__EXERCISE__
Wherever "Preços" appears in a line, list that line.

__SUPPLIED MATERIAL__
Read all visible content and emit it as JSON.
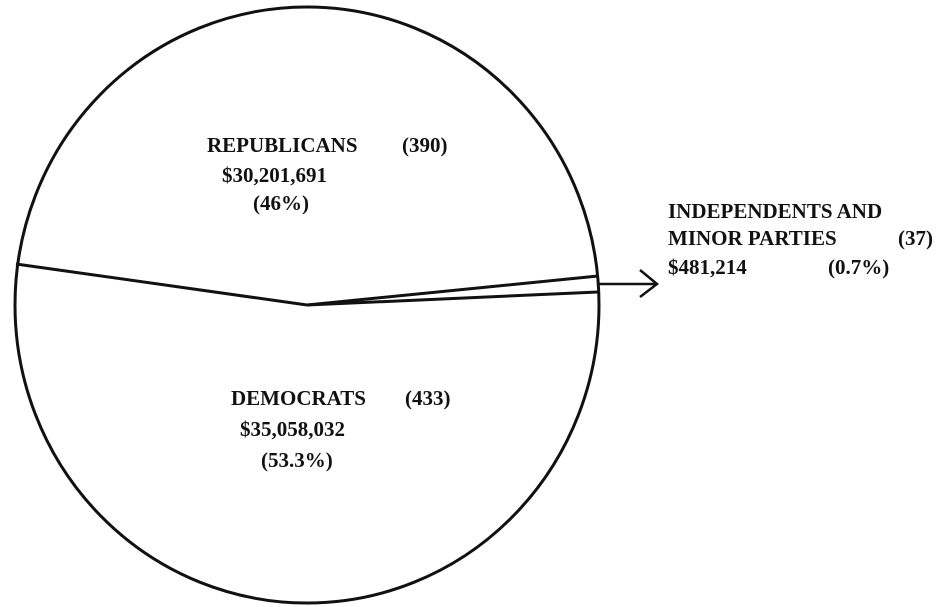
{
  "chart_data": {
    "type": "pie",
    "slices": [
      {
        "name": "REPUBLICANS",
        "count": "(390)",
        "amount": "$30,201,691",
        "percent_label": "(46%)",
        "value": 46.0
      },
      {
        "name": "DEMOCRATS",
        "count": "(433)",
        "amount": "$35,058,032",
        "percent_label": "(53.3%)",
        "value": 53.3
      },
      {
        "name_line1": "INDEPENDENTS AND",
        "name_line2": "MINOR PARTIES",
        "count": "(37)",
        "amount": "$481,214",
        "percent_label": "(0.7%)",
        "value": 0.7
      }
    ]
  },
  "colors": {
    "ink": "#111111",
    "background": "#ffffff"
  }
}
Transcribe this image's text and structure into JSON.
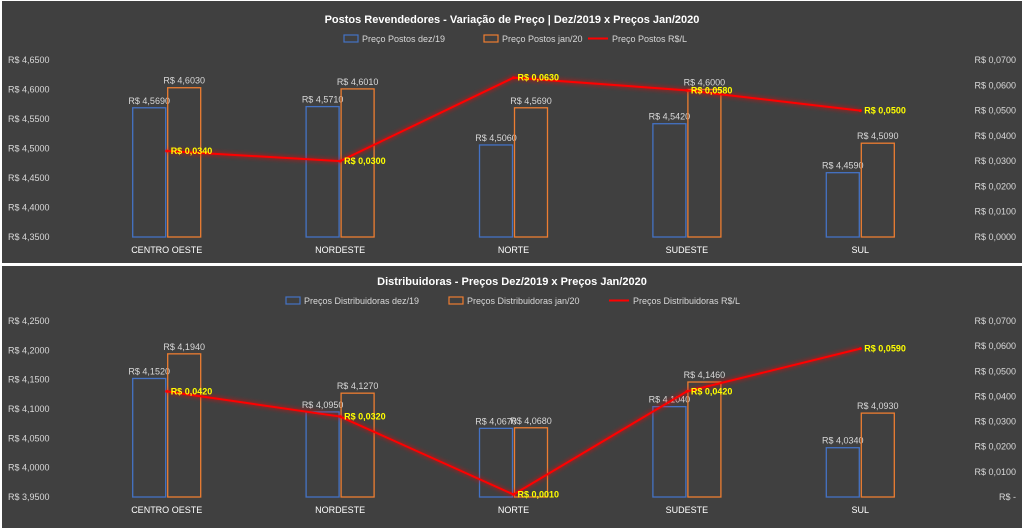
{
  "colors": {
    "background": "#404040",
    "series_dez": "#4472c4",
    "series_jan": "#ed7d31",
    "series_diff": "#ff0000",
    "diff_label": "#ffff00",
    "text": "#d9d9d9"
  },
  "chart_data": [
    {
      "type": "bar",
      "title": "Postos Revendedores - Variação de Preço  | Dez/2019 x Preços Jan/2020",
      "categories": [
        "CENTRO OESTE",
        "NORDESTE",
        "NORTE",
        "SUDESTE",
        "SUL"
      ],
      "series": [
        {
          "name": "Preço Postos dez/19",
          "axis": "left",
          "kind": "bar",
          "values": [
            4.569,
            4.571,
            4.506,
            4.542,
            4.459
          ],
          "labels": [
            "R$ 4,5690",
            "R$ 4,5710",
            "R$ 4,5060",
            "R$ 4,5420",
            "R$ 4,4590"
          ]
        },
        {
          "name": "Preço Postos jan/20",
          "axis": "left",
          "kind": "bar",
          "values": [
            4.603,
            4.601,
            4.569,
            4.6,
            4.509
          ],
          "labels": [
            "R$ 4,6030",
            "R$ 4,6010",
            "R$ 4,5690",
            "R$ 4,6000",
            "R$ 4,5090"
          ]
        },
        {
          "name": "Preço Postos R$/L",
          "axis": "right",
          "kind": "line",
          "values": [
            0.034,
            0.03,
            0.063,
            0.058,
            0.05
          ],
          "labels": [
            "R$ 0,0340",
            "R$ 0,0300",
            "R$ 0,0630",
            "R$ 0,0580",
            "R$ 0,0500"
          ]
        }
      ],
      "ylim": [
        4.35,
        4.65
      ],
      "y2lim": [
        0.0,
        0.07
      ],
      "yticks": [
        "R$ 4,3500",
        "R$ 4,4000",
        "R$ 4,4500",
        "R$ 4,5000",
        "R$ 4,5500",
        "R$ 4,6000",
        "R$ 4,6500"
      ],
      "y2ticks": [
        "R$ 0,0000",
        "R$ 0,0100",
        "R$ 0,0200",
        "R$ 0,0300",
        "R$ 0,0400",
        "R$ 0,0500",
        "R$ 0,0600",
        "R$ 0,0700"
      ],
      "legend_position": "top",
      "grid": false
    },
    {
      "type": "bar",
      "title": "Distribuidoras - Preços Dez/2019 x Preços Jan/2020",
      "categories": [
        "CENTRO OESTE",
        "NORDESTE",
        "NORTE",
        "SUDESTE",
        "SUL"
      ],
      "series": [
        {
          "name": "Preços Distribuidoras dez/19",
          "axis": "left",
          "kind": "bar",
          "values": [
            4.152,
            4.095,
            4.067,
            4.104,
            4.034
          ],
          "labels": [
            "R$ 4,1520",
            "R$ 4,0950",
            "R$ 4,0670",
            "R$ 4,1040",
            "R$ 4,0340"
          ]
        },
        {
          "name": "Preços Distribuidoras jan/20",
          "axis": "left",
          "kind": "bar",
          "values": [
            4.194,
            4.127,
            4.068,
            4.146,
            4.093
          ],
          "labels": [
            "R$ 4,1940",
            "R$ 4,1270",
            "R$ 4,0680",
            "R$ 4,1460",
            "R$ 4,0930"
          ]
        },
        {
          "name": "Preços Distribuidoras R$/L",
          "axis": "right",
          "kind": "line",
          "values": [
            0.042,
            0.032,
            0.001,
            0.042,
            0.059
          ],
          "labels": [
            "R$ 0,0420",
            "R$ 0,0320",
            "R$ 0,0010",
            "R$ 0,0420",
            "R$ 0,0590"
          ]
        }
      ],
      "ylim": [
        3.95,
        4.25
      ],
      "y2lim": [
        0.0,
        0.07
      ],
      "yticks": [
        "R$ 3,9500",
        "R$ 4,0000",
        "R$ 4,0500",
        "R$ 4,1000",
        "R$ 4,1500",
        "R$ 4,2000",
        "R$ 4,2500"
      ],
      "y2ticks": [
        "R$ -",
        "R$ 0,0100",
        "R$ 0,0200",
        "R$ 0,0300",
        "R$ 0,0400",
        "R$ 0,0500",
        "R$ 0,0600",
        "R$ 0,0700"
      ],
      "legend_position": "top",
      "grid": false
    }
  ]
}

__CORRECT RESPONSE__
      "title": "Postos Revendedores - Variação de Preço  | Dez/2019 x Preços Jan/2020",
      "title": "Distribuidoras - Preços Dez/2019 x Preços Jan/2020",
          "name": "Preços Distribuidoras dez/19",
          "name": "Preços Distribuidoras jan/20",
          "name": "Preços Distribuidoras R$/L",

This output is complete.